WHAT YOU WILL DO
Select, from the data, each line where "Penjualan" occurs.

** start **

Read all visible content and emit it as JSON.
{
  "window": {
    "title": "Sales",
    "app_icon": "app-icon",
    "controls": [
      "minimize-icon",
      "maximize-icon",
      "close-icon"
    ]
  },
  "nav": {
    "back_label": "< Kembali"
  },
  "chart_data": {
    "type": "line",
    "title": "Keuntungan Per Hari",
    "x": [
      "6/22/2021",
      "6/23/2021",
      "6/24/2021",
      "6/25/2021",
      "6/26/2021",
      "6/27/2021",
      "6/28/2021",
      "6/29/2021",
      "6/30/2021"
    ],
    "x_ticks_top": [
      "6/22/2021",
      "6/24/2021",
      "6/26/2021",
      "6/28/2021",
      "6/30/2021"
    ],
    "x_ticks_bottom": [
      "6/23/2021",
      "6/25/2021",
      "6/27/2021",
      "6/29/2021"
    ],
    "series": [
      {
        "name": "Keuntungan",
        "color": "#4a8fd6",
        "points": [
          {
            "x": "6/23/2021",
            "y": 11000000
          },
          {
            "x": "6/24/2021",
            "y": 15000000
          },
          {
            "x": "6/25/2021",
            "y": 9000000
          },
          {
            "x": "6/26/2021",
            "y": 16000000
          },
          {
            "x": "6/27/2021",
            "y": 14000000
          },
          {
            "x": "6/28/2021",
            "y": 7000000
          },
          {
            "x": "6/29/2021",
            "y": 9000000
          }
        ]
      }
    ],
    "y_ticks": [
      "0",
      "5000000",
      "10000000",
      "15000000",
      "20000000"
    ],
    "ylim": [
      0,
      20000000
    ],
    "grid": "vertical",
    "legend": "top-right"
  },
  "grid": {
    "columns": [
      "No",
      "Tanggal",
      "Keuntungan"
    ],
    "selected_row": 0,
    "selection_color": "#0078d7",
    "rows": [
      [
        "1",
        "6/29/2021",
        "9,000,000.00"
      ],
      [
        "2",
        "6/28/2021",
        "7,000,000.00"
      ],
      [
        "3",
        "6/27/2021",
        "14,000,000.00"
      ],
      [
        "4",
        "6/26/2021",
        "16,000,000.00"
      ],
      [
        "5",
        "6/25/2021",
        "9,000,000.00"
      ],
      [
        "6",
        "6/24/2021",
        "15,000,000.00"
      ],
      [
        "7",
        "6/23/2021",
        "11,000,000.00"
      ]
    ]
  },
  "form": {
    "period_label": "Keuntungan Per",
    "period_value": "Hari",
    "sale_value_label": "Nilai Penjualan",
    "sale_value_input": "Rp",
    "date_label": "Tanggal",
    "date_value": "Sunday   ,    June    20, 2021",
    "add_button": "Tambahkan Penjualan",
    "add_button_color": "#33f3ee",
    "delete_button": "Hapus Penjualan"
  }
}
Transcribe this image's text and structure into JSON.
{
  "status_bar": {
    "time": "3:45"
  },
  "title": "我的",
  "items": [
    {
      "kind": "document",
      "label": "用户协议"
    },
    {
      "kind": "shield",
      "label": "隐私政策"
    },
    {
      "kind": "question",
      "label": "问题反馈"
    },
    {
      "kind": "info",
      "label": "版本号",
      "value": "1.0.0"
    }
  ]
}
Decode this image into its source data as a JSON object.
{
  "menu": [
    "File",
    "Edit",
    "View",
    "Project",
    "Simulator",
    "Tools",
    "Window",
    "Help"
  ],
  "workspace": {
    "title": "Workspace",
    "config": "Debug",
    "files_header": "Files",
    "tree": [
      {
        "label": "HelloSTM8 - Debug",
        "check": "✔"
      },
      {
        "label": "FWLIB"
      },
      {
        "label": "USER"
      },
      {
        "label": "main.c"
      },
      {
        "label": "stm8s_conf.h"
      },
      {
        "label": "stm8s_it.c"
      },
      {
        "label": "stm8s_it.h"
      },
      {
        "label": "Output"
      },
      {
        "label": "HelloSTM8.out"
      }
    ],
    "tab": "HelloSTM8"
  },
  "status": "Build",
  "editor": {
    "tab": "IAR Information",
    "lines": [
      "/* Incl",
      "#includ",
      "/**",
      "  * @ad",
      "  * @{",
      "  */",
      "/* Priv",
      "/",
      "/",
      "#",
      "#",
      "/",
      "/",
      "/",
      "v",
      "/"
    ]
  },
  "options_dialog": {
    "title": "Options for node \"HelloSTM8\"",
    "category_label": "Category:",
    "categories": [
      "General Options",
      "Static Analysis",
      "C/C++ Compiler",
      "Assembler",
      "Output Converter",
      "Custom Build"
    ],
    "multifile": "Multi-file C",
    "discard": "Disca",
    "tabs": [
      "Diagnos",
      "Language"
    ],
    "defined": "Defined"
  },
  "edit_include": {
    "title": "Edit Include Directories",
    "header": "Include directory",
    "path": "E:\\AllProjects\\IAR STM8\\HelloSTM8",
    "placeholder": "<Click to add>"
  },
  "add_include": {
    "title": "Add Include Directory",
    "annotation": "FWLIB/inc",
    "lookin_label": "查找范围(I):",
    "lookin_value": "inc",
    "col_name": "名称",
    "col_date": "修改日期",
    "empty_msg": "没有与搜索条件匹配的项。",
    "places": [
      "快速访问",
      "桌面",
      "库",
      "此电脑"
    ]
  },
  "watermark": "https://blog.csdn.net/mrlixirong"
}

** end **

RESULT BELOW
    "sale_value_label": "Nilai Penjualan",
    "add_button": "Tambahkan Penjualan",
    "delete_button": "Hapus Penjualan"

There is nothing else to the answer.